● **What the task asks**:
Copy out each line that mentions the word "január".

● **Information provided**:
**********
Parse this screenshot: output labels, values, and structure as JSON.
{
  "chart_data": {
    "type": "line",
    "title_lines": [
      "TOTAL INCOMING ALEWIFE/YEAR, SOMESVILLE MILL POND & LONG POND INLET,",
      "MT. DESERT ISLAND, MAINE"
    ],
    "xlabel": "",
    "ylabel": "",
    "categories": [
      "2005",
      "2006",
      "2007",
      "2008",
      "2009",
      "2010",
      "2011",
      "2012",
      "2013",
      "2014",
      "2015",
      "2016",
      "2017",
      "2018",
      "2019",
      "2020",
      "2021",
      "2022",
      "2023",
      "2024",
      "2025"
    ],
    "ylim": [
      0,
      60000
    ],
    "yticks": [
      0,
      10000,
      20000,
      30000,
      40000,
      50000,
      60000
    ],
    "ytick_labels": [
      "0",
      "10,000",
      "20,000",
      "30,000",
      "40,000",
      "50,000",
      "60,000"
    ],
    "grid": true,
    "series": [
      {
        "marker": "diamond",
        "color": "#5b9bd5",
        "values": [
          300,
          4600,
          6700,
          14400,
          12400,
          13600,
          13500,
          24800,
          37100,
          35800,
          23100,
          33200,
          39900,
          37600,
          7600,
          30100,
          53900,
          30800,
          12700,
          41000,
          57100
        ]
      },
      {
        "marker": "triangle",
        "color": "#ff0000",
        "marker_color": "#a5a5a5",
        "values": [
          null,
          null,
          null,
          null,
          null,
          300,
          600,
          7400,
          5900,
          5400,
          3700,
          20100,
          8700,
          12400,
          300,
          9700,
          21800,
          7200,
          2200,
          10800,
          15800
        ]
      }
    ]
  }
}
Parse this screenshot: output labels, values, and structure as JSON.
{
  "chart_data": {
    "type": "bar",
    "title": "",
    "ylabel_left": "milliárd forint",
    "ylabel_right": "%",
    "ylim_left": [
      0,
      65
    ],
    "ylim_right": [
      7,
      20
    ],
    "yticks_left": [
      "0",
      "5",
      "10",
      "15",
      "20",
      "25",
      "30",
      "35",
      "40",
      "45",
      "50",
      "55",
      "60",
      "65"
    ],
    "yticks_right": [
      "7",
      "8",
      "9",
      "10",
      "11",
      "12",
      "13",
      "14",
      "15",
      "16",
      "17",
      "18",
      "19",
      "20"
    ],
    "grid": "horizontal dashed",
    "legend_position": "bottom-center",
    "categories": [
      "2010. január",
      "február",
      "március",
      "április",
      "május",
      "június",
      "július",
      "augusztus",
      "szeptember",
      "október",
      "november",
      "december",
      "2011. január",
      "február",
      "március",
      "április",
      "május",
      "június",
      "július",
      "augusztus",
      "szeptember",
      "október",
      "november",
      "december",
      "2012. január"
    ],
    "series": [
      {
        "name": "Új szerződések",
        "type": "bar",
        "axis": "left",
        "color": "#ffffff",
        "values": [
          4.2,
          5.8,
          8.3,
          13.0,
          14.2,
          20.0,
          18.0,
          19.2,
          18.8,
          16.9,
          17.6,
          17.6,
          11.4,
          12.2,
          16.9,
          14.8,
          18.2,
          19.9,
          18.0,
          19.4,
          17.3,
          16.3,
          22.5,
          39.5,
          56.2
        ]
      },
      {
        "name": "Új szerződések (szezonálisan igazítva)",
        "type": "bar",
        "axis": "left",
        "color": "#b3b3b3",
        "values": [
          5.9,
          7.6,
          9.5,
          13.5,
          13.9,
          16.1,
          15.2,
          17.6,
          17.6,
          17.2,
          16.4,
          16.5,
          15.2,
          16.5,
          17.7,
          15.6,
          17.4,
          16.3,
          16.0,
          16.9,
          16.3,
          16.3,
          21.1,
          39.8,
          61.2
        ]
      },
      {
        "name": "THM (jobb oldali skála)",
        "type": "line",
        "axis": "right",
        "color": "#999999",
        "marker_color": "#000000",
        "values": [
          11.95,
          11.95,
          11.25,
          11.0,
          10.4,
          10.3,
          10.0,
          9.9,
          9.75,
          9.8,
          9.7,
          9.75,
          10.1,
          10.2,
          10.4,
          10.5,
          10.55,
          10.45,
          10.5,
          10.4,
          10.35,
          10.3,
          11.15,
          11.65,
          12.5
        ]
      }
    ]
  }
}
**********
● **Exercise output**:
      "2010. január",
      "2011. január",
      "2012. január"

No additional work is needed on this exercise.